▸ **Task**
In the data below, find each line containing the string "сейчас" and return it.

>> BEGIN Given records

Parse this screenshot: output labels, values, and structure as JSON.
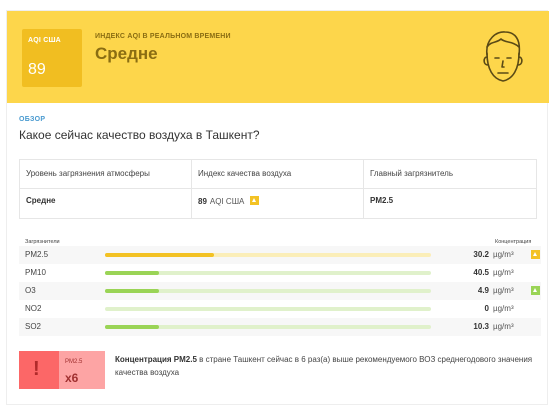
{
  "colors": {
    "header_bg": "#fdd64b",
    "aqi_box": "#f1be21",
    "bar_yellow": "#f3c224",
    "bar_green": "#9ad456",
    "track_yellow": "#fbeeb8",
    "track_green": "#e0f1cb",
    "alert_red": "#fc6767",
    "alert_light": "#fda4a4",
    "link_blue": "#4b9bd0"
  },
  "header": {
    "aqi_label": "AQI США",
    "aqi_value": "89",
    "realtime_label": "ИНДЕКС AQI В РЕАЛЬНОМ ВРЕМЕНИ",
    "status": "Средне",
    "face_icon": "face-moderate-icon"
  },
  "overview": {
    "section_label": "ОБЗОР",
    "question": "Какое сейчас качество воздуха в Ташкент?"
  },
  "summary_table": {
    "headers": [
      "Уровень загрязнения атмосферы",
      "Индекс качества воздуха",
      "Главный загрязнитель"
    ],
    "level": "Средне",
    "aqi_number": "89",
    "aqi_unit": "AQI США",
    "main_pollutant": "PM2.5"
  },
  "pollutants": {
    "header_left": "Загрязнители",
    "header_right": "Концентрация",
    "unit": "µg/m³",
    "items": [
      {
        "name": "PM2.5",
        "value": "30.2",
        "level": 0.335,
        "color": "yellow",
        "indicator": "yellow"
      },
      {
        "name": "PM10",
        "value": "40.5",
        "level": 0.165,
        "color": "green",
        "indicator": ""
      },
      {
        "name": "O3",
        "value": "4.9",
        "level": 0.165,
        "color": "green",
        "indicator": "green"
      },
      {
        "name": "NO2",
        "value": "0",
        "level": 0.0,
        "color": "green",
        "indicator": ""
      },
      {
        "name": "SO2",
        "value": "10.3",
        "level": 0.165,
        "color": "green",
        "indicator": ""
      }
    ]
  },
  "alert": {
    "pollutant": "PM2.5",
    "multiplier": "x6",
    "text_bold": "Концентрация PM2.5",
    "text_rest": " в стране Ташкент сейчас в 6 раз(а) выше рекомендуемого ВОЗ среднегодового значения качества воздуха"
  }
}
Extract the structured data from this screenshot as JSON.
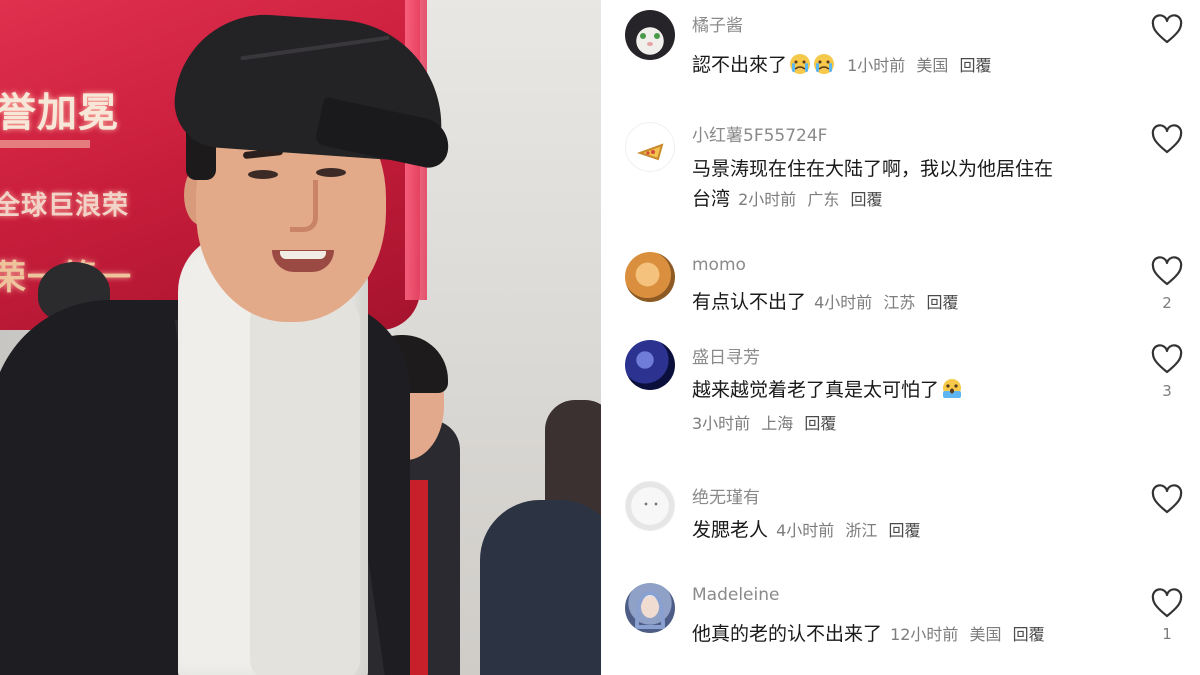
{
  "photo": {
    "led_text_1": "誉加冕",
    "led_text_2": "全球巨浪荣",
    "led_text_3": "荣一第一"
  },
  "comments": [
    {
      "username": "橘子酱",
      "text_lines": [
        "認不出來了"
      ],
      "emojis": [
        "crying-face-emoji",
        "crying-face-emoji"
      ],
      "time": "1小时前",
      "location": "美国",
      "reply": "回覆",
      "likes": "",
      "avatar": "cat-avatar"
    },
    {
      "username": "小红薯5F55724F",
      "text_lines": [
        "马景涛现在住在大陆了啊，我以为他居住在",
        "台湾"
      ],
      "emojis": [],
      "time": "2小时前",
      "location": "广东",
      "reply": "回覆",
      "likes": "",
      "avatar": "pizza-avatar"
    },
    {
      "username": "momo",
      "text_lines": [
        "有点认不出了"
      ],
      "emojis": [],
      "time": "4小时前",
      "location": "江苏",
      "reply": "回覆",
      "likes": "2",
      "avatar": "bread-avatar"
    },
    {
      "username": "盛日寻芳",
      "text_lines": [
        "越来越觉着老了真是太可怕了"
      ],
      "emojis": [
        "scared-face-emoji"
      ],
      "time": "3小时前",
      "location": "上海",
      "reply": "回覆",
      "likes": "3",
      "avatar": "blue-art-avatar"
    },
    {
      "username": "绝无瑾有",
      "text_lines": [
        "发腮老人"
      ],
      "emojis": [],
      "time": "4小时前",
      "location": "浙江",
      "reply": "回覆",
      "likes": "",
      "avatar": "white-face-avatar"
    },
    {
      "username": "Madeleine",
      "text_lines": [
        "他真的老的认不出来了"
      ],
      "emojis": [],
      "time": "12小时前",
      "location": "美国",
      "reply": "回覆",
      "likes": "1",
      "avatar": "anime-girl-avatar"
    }
  ],
  "colors": {
    "username": "#8a8a8a",
    "text": "#1a1a1a",
    "meta": "#7d7d7d",
    "heart": "#333333"
  }
}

>> END Given records

▸ **Response below**
    "question": "Какое сейчас качество воздуха в Ташкент?"
    "text_rest": " в стране Ташкент сейчас в 6 раз(а) выше рекомендуемого ВОЗ среднегодового значения качества воздуха"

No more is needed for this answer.